[Entries from a dataset]
■ ■ ■

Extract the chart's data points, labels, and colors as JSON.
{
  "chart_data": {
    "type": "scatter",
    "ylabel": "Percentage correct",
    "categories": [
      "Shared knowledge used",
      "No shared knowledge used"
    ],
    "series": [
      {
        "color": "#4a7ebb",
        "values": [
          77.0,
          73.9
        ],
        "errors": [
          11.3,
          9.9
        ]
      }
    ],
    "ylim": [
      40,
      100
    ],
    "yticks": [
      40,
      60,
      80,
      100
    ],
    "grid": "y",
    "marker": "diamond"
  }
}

■ ■ ■

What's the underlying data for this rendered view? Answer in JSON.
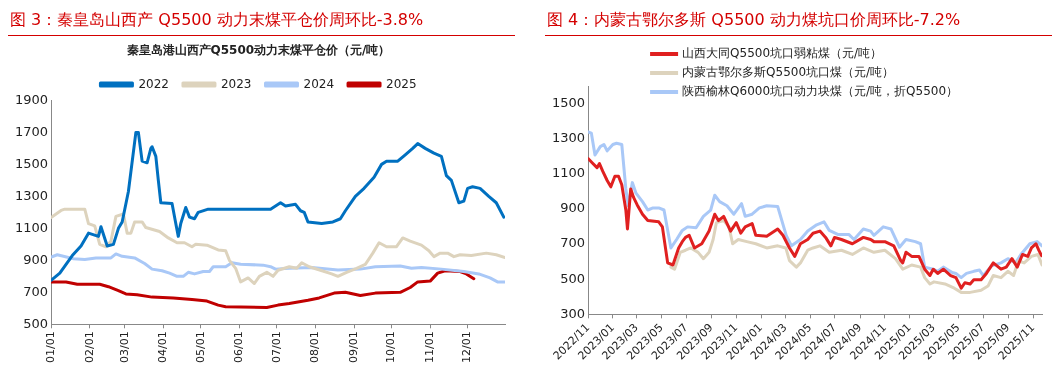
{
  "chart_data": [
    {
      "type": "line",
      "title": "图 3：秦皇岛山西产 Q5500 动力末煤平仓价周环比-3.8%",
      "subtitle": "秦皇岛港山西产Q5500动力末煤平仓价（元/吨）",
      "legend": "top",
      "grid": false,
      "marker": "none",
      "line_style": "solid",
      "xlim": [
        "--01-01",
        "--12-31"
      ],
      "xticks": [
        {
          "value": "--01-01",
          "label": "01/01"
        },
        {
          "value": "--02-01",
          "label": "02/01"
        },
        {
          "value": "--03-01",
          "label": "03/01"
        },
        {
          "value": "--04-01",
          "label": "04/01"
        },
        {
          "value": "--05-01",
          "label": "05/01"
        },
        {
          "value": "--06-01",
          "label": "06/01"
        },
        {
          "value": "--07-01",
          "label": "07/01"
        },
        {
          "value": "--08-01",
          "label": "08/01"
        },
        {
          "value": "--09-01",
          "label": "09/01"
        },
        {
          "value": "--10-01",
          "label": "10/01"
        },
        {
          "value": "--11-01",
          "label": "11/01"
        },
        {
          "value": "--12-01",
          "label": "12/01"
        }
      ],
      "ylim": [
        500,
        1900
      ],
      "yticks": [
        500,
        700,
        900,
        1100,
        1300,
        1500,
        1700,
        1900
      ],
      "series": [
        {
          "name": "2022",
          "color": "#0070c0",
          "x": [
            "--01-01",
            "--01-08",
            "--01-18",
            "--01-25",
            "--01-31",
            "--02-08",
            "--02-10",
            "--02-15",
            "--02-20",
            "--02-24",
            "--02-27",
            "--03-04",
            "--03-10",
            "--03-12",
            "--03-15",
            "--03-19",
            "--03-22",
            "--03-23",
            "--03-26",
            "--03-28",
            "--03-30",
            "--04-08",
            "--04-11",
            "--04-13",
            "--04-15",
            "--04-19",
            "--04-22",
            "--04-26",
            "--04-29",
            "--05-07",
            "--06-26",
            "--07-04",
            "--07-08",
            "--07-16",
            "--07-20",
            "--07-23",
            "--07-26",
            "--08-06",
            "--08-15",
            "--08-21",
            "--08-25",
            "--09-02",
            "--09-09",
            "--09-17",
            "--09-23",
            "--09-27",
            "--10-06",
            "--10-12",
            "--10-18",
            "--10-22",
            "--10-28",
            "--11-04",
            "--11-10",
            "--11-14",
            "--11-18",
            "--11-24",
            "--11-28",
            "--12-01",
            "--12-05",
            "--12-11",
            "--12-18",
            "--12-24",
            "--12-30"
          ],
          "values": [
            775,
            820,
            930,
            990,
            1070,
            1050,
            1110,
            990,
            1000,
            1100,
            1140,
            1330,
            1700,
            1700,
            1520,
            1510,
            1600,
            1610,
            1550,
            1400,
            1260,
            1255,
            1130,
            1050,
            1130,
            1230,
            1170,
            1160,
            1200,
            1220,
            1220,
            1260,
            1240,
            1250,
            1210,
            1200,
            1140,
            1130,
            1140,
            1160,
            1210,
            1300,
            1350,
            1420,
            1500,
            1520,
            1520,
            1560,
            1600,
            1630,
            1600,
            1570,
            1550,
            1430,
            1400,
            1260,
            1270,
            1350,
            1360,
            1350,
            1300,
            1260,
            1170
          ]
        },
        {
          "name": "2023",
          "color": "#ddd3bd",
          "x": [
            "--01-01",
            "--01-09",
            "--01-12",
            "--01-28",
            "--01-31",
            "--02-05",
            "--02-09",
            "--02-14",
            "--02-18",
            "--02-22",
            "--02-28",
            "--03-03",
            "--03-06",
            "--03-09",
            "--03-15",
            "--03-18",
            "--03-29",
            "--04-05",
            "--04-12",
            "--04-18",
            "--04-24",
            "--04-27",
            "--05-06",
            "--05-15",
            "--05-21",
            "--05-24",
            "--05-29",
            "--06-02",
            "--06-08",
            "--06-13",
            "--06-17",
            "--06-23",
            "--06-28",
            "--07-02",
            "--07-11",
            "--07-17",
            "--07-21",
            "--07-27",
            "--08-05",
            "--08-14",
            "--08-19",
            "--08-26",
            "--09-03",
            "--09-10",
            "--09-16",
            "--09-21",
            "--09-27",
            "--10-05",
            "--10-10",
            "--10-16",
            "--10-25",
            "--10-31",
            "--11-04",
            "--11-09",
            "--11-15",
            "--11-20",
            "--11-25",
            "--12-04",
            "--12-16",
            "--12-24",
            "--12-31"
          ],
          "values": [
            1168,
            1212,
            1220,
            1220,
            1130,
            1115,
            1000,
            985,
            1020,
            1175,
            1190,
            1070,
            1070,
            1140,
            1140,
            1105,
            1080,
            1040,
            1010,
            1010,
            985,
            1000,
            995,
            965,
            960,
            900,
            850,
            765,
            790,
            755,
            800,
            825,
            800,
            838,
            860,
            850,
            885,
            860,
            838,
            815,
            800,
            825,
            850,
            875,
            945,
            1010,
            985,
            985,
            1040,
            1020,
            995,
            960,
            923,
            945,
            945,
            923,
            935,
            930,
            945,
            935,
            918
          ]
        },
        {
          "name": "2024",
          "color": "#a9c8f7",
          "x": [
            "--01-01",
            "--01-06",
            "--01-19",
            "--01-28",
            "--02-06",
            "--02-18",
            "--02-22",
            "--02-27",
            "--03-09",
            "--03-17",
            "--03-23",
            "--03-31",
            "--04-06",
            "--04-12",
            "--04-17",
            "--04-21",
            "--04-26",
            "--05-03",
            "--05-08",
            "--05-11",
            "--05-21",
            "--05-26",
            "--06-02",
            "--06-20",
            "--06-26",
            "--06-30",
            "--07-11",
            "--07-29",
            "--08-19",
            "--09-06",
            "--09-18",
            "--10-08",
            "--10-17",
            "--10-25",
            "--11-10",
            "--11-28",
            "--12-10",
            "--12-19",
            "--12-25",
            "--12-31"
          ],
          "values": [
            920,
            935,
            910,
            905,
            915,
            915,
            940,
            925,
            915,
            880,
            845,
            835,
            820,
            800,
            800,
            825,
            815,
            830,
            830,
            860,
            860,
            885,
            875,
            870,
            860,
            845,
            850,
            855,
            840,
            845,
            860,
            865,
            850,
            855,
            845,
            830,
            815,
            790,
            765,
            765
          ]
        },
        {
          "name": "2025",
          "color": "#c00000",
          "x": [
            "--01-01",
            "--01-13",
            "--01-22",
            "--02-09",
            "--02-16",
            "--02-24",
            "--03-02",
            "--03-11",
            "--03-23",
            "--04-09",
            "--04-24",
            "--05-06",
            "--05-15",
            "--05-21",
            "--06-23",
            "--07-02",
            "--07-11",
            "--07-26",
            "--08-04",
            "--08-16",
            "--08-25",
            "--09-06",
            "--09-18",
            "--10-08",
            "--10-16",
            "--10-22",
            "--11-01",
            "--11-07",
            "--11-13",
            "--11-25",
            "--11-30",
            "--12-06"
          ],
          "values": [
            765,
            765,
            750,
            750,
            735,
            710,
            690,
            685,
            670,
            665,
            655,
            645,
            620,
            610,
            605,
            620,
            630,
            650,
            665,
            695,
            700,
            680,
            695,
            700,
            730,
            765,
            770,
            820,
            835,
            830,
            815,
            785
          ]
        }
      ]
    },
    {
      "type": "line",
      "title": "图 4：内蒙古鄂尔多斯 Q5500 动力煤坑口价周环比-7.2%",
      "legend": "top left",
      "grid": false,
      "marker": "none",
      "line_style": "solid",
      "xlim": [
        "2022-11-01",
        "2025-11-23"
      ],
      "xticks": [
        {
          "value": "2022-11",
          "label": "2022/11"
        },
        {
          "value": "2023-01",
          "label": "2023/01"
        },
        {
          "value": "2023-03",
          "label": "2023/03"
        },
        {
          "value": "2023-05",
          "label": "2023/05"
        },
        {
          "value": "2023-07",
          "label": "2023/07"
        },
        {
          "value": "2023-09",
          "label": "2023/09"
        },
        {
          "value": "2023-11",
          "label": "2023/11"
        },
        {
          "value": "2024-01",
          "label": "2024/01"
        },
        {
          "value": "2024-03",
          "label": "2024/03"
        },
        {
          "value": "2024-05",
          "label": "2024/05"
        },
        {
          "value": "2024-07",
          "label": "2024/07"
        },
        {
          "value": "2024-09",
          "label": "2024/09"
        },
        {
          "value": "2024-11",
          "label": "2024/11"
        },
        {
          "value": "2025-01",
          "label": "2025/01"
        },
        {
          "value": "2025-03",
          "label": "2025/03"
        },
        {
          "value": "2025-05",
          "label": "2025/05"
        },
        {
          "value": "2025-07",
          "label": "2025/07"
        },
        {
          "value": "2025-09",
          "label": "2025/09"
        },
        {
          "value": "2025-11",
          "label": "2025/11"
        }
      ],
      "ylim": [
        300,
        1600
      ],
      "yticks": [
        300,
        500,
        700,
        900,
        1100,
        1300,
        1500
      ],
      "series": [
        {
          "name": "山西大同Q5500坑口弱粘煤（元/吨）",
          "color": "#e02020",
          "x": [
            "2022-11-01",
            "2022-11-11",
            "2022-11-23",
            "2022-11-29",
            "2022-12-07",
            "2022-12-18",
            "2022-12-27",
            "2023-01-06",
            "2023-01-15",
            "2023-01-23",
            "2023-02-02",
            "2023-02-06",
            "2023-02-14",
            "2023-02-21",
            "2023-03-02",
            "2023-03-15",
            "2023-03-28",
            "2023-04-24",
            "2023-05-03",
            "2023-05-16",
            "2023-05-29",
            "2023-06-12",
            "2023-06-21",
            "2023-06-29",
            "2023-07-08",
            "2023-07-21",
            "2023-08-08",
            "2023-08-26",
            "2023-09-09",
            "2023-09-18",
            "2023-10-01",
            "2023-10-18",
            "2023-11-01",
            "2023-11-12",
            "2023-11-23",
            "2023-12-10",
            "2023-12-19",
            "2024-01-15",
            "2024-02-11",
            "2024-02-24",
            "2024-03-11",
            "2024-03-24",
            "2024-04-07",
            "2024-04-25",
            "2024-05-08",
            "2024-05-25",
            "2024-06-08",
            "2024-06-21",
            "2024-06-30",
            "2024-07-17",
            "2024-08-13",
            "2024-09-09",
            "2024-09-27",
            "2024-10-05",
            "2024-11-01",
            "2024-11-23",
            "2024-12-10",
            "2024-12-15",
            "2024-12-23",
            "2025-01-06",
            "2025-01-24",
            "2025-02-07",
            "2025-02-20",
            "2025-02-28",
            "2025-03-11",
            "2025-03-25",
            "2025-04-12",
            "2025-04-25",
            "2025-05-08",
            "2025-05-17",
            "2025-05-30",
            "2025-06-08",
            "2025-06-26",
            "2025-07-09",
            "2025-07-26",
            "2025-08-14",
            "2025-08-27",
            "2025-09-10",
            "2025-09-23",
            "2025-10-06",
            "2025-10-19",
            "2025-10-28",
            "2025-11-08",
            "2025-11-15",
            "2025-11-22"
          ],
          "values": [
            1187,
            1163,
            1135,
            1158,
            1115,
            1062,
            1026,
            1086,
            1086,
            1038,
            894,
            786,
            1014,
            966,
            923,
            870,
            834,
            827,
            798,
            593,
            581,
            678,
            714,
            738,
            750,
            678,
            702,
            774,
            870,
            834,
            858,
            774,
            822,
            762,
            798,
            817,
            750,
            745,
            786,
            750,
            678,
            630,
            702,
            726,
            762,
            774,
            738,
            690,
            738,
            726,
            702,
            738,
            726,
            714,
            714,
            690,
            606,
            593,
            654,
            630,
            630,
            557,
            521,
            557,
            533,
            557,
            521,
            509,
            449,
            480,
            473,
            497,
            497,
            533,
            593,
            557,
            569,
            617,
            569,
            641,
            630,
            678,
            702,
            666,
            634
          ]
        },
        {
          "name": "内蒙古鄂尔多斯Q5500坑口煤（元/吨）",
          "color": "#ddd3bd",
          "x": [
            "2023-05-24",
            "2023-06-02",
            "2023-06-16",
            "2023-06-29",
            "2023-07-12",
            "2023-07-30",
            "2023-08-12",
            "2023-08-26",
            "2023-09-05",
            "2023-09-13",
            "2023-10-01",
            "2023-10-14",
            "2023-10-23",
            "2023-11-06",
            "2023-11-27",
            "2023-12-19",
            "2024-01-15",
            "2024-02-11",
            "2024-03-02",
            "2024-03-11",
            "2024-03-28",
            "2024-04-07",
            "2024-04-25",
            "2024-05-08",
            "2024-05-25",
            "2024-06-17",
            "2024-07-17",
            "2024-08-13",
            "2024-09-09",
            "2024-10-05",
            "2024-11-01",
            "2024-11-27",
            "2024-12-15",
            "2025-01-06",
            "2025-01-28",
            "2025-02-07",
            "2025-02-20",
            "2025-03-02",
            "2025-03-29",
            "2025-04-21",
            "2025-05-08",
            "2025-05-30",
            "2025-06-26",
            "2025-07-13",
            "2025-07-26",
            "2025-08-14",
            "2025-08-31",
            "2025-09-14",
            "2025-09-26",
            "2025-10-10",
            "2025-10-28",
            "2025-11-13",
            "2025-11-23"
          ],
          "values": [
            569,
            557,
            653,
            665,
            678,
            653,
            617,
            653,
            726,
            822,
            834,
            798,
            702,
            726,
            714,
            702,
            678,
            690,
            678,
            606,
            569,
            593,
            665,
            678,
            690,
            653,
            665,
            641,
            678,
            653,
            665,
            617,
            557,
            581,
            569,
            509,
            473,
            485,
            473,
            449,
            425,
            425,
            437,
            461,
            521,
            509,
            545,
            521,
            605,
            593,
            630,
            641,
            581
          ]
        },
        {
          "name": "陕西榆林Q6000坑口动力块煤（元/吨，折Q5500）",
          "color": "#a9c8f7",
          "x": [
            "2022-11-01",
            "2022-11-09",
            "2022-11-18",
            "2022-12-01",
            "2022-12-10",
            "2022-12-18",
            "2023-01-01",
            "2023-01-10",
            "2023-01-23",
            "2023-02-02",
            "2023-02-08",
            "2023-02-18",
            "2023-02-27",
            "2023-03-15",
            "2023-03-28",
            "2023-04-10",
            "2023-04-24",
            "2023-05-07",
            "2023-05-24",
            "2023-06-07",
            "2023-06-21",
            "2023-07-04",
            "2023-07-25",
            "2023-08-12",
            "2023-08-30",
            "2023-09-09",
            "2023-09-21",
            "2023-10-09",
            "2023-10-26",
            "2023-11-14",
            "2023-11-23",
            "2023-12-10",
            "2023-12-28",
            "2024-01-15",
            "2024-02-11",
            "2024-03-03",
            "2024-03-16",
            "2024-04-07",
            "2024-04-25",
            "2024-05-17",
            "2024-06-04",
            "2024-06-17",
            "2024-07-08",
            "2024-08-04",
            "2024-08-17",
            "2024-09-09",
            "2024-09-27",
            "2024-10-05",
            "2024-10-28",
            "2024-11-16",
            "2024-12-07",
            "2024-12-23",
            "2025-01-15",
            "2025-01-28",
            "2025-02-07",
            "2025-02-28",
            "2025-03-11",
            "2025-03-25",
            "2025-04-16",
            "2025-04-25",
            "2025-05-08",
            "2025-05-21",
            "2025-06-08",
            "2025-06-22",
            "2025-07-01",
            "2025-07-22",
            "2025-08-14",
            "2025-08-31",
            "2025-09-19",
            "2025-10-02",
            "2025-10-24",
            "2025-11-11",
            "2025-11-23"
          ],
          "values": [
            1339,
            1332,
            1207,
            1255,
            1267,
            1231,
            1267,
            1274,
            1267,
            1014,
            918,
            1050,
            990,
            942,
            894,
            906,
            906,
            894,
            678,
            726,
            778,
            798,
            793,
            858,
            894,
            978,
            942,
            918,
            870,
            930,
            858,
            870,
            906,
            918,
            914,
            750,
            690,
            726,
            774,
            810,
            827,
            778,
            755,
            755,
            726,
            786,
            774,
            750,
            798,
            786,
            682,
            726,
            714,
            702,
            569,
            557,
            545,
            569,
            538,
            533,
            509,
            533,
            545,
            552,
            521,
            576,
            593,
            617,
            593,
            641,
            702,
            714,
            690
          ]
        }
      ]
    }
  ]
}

■ ■ ■

**DIRECTIONS**. From the entries above, copy every line that holds the word "knowledge".

**SOLUTION FOR THIS PROBLEM**.
      "Shared knowledge used",
      "No shared knowledge used"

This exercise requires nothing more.